--- INSTRUCTIONS TO FOLLOW ---
Below is a block of data; give all of it again word for word.

--- EXERCISE MATERIAL ---

##############################

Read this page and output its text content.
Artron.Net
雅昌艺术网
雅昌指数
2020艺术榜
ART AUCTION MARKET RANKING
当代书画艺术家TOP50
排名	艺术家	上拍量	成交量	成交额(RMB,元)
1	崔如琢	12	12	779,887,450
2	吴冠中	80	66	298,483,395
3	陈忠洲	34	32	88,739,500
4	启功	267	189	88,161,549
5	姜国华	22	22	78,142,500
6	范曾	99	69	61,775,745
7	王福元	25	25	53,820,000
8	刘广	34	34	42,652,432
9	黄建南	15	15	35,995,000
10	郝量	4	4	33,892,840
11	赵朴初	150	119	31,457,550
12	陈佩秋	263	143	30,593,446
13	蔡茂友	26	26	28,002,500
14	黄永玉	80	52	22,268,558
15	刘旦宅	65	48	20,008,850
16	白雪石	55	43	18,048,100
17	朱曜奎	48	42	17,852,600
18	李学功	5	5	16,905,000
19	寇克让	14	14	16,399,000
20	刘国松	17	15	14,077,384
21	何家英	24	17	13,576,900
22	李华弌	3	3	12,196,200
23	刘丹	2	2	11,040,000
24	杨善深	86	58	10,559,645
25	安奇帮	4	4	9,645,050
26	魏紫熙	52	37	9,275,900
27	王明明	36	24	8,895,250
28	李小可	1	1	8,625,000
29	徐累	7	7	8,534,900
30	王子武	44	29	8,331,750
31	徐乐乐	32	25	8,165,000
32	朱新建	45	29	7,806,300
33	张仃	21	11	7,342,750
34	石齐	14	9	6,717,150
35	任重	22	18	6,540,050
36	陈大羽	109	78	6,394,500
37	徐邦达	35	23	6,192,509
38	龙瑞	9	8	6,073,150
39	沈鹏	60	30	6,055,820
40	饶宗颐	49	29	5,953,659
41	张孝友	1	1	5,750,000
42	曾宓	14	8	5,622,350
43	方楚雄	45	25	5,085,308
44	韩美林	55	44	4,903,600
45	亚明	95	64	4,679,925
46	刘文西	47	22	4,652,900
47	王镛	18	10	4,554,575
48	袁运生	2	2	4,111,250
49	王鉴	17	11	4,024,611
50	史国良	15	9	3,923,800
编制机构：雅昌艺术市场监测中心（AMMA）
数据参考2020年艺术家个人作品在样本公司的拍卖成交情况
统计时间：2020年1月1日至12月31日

##############################

--- TASK RESPONSE ---
Read this page and output its text content.
Artron.Net
雅昌艺术网
雅昌指数
2020艺术榜
ART AUCTION MARKET RANKING
当代书画艺术家TOP50
排名	艺术家	上拍量	成交量	成交额(RMB,元)
1	崔如琢	12	12	779,887,450
2	吴冠中	80	66	298,483,395
3	陈忠洲	34	32	88,739,500
4	启功	267	189	88,161,549
5	姜国华	22	22	78,142,500
6	范曾	99	69	61,775,745
7	王福元	25	25	53,820,000
8	刘广	34	34	42,652,432
9	黄建南	15	15	35,995,000
10	郝量	4	4	33,892,840
11	赵朴初	150	119	31,457,550
12	陈佩秋	263	143	30,593,446
13	蔡茂友	26	26	28,002,500
14	黄永玉	80	52	22,268,558
15	刘旦宅	65	48	20,008,850
16	白雪石	55	43	18,048,100
17	朱曜奎	48	42	17,852,600
18	李学功	5	5	16,905,000
19	寇克让	14	14	16,399,000
20	刘国松	17	15	14,077,384
21	何家英	24	17	13,576,900
22	李华弌	3	3	12,196,200
23	刘丹	2	2	11,040,000
24	杨善深	86	58	10,559,645
25	安奇帮	4	4	9,645,050
26	魏紫熙	52	37	9,275,900
27	王明明	36	24	8,895,250
28	李小可	1	1	8,625,000
29	徐累	7	7	8,534,900
30	王子武	44	29	8,331,750
31	徐乐乐	32	25	8,165,000
32	朱新建	45	29	7,806,300
33	张仃	21	11	7,342,750
34	石齐	14	9	6,717,150
35	任重	22	18	6,540,050
36	陈大羽	109	78	6,394,500
37	徐邦达	35	23	6,192,509
38	龙瑞	9	8	6,073,150
39	沈鹏	60	30	6,055,820
40	饶宗颐	49	29	5,953,659
41	张孝友	1	1	5,750,000
42	曾宓	14	8	5,622,350
43	方楚雄	45	25	5,085,308
44	韩美林	55	44	4,903,600
45	亚明	95	64	4,679,925
46	刘文西	47	22	4,652,900
47	王镛	18	10	4,554,575
48	袁运生	2	2	4,111,250
49	王鉴	17	11	4,024,611
50	史国良	15	9	3,923,800
编制机构：雅昌艺术市场监测中心（AMMA）
数据参考2020年艺术家个人作品在样本公司的拍卖成交情况
统计时间：2020年1月1日至12月31日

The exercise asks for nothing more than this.